Work item: When you write out the listing, keep each word exactly as it stands but include none of its images.

Source records:

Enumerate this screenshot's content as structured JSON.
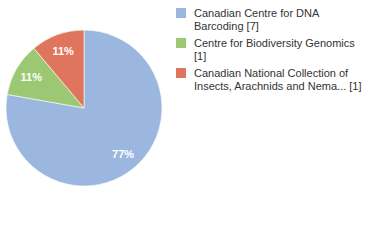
{
  "chart_data": {
    "type": "pie",
    "categories": [
      "Canadian Centre for DNA Barcoding [7]",
      "Centre for Biodiversity Genomics [1]",
      "Canadian National Collection of Insects, Arachnids and Nema... [1]"
    ],
    "values": [
      77,
      11,
      11
    ],
    "value_labels": [
      "77%",
      "11%",
      "11%"
    ],
    "colors": [
      "#9bb7df",
      "#9cc874",
      "#e0755d"
    ],
    "data_labels": true,
    "legend": "top-right"
  }
}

Answer to this problem:
Enumerate this screenshot's content as structured JSON.
{
  "chart_data": {
    "type": "pie",
    "categories": [
      "Canadian Centre for DNA Barcoding [7]",
      "Centre for Biodiversity Genomics [1]",
      "Canadian National Collection of Insects, Arachnids and Nema... [1]"
    ],
    "values": [
      77,
      11,
      11
    ],
    "value_labels": [
      "77%",
      "11%",
      "11%"
    ],
    "colors": [
      "#9bb7df",
      "#9cc874",
      "#e0755d"
    ],
    "data_labels": true,
    "legend": "top-right"
  }
}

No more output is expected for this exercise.